WRITTEN PROBLEM =>
Transcribe the listing that follows in full, omitting pictures.

Stored data

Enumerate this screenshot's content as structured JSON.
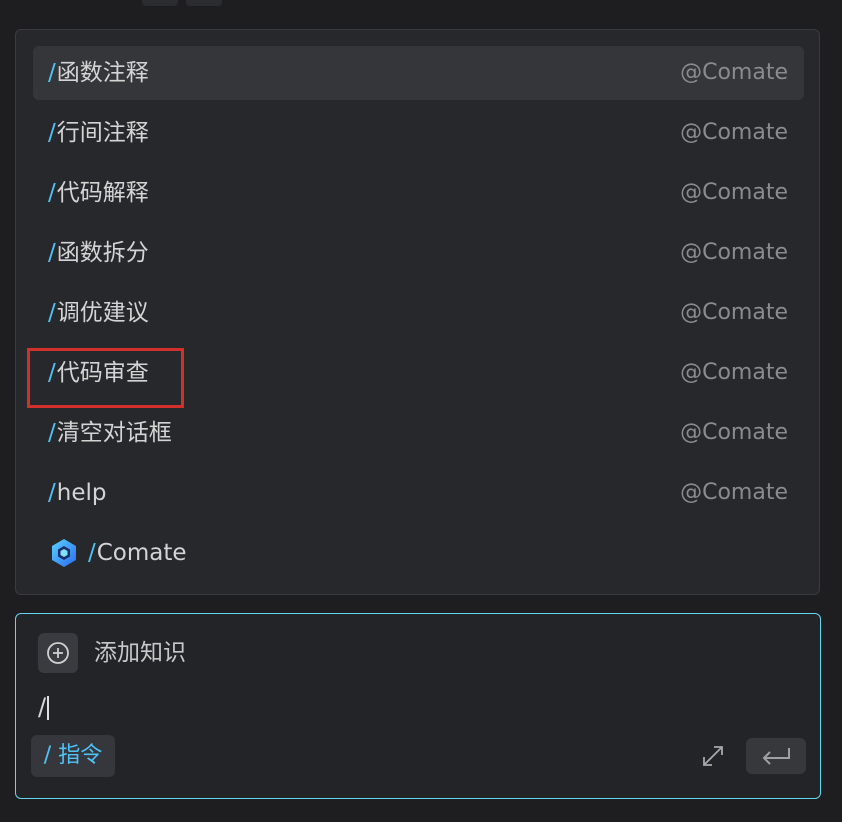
{
  "menu": {
    "items": [
      {
        "command": "函数注释",
        "source": "@Comate",
        "active": true
      },
      {
        "command": "行间注释",
        "source": "@Comate"
      },
      {
        "command": "代码解释",
        "source": "@Comate"
      },
      {
        "command": "函数拆分",
        "source": "@Comate"
      },
      {
        "command": "调优建议",
        "source": "@Comate"
      },
      {
        "command": "代码审查",
        "source": "@Comate"
      },
      {
        "command": "清空对话框",
        "source": "@Comate"
      },
      {
        "command": "help",
        "source": "@Comate"
      }
    ],
    "comate_item": {
      "command": "Comate",
      "icon": "comate-logo-icon"
    },
    "slash": "/"
  },
  "input_panel": {
    "add_knowledge_label": "添加知识",
    "query_value": "/",
    "command_chip": "/ 指令"
  },
  "icons": {
    "add": "plus-circle-icon",
    "expand": "expand-arrows-icon",
    "send": "enter-return-icon"
  },
  "colors": {
    "accent": "#4fc3f7",
    "highlight": "#d2302a",
    "panel_border": "#63d6ee"
  }
}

ANSWER FOR THIS EXERCISE =>
Enumerate this screenshot's content as structured JSON.
{
  "menu": {
    "items": [
      {
        "command": "函数注释",
        "source": "@Comate",
        "active": true
      },
      {
        "command": "行间注释",
        "source": "@Comate"
      },
      {
        "command": "代码解释",
        "source": "@Comate"
      },
      {
        "command": "函数拆分",
        "source": "@Comate"
      },
      {
        "command": "调优建议",
        "source": "@Comate"
      },
      {
        "command": "代码审查",
        "source": "@Comate"
      },
      {
        "command": "清空对话框",
        "source": "@Comate"
      },
      {
        "command": "help",
        "source": "@Comate"
      }
    ],
    "comate_item": {
      "command": "Comate",
      "icon": "comate-logo-icon"
    },
    "slash": "/"
  },
  "input_panel": {
    "add_knowledge_label": "添加知识",
    "query_value": "/",
    "command_chip": "/ 指令"
  },
  "icons": {
    "add": "plus-circle-icon",
    "expand": "expand-arrows-icon",
    "send": "enter-return-icon"
  },
  "colors": {
    "accent": "#4fc3f7",
    "highlight": "#d2302a",
    "panel_border": "#63d6ee"
  }
}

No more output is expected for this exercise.